» Goal of the exercise
Quote, verbatim, all material below, without pictures.

-- Begin Data for processing --

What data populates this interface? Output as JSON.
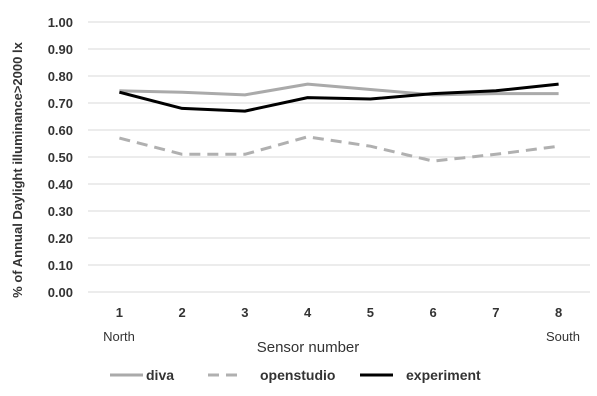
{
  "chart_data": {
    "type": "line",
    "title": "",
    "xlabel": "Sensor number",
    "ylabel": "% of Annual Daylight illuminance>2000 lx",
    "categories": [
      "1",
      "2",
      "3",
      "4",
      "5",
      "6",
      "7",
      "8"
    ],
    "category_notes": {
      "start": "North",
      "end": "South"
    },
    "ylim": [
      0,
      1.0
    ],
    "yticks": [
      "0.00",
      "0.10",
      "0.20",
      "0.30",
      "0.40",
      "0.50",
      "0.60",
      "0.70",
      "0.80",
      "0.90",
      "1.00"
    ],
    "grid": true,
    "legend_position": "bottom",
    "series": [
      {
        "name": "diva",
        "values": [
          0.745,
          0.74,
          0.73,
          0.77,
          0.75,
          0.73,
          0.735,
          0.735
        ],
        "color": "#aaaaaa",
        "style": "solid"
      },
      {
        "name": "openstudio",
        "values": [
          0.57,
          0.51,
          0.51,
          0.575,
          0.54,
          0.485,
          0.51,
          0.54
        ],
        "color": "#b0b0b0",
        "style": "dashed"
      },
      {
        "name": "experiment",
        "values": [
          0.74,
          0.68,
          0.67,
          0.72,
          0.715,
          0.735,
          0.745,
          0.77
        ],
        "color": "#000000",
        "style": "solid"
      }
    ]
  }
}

-- End Data for processing --

» Full answer
What data populates this interface? Output as JSON.
{
  "chart_data": {
    "type": "line",
    "title": "",
    "xlabel": "Sensor number",
    "ylabel": "% of Annual Daylight illuminance>2000 lx",
    "categories": [
      "1",
      "2",
      "3",
      "4",
      "5",
      "6",
      "7",
      "8"
    ],
    "category_notes": {
      "start": "North",
      "end": "South"
    },
    "ylim": [
      0,
      1.0
    ],
    "yticks": [
      "0.00",
      "0.10",
      "0.20",
      "0.30",
      "0.40",
      "0.50",
      "0.60",
      "0.70",
      "0.80",
      "0.90",
      "1.00"
    ],
    "grid": true,
    "legend_position": "bottom",
    "series": [
      {
        "name": "diva",
        "values": [
          0.745,
          0.74,
          0.73,
          0.77,
          0.75,
          0.73,
          0.735,
          0.735
        ],
        "color": "#aaaaaa",
        "style": "solid"
      },
      {
        "name": "openstudio",
        "values": [
          0.57,
          0.51,
          0.51,
          0.575,
          0.54,
          0.485,
          0.51,
          0.54
        ],
        "color": "#b0b0b0",
        "style": "dashed"
      },
      {
        "name": "experiment",
        "values": [
          0.74,
          0.68,
          0.67,
          0.72,
          0.715,
          0.735,
          0.745,
          0.77
        ],
        "color": "#000000",
        "style": "solid"
      }
    ]
  }
}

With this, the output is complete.